» **Request**:
Pictures stay out of your copy, but everything else in the records below must be repeated exactly.

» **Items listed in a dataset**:
════

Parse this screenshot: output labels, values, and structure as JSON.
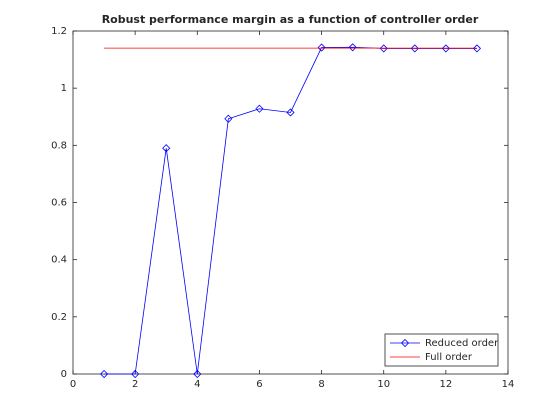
{
  "chart_data": {
    "type": "line",
    "title": "Robust performance margin as a function of controller order",
    "x": [
      1,
      2,
      3,
      4,
      5,
      6,
      7,
      8,
      9,
      10,
      11,
      12,
      13
    ],
    "series": [
      {
        "name": "Reduced order",
        "color": "#0000ff",
        "marker": "diamond",
        "values": [
          0,
          0,
          0.79,
          0,
          0.893,
          0.928,
          0.915,
          1.142,
          1.143,
          1.139,
          1.139,
          1.139,
          1.139
        ]
      },
      {
        "name": "Full order",
        "color": "#ff0000",
        "x": [
          1,
          13
        ],
        "values": [
          1.14,
          1.14
        ]
      }
    ],
    "xlim": [
      0,
      14
    ],
    "xticks": [
      0,
      2,
      4,
      6,
      8,
      10,
      12,
      14
    ],
    "ylim": [
      0,
      1.2
    ],
    "yticks": [
      0,
      0.2,
      0.4,
      0.6,
      0.8,
      1,
      1.2
    ],
    "legend": "bottom-right"
  }
}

════

» **Written answer**:
Parse this screenshot: output labels, values, and structure as JSON.
{
  "chart_data": {
    "type": "line",
    "title": "Robust performance margin as a function of controller order",
    "x": [
      1,
      2,
      3,
      4,
      5,
      6,
      7,
      8,
      9,
      10,
      11,
      12,
      13
    ],
    "series": [
      {
        "name": "Reduced order",
        "color": "#0000ff",
        "marker": "diamond",
        "values": [
          0,
          0,
          0.79,
          0,
          0.893,
          0.928,
          0.915,
          1.142,
          1.143,
          1.139,
          1.139,
          1.139,
          1.139
        ]
      },
      {
        "name": "Full order",
        "color": "#ff0000",
        "x": [
          1,
          13
        ],
        "values": [
          1.14,
          1.14
        ]
      }
    ],
    "xlim": [
      0,
      14
    ],
    "xticks": [
      0,
      2,
      4,
      6,
      8,
      10,
      12,
      14
    ],
    "ylim": [
      0,
      1.2
    ],
    "yticks": [
      0,
      0.2,
      0.4,
      0.6,
      0.8,
      1,
      1.2
    ],
    "legend": "bottom-right"
  }
}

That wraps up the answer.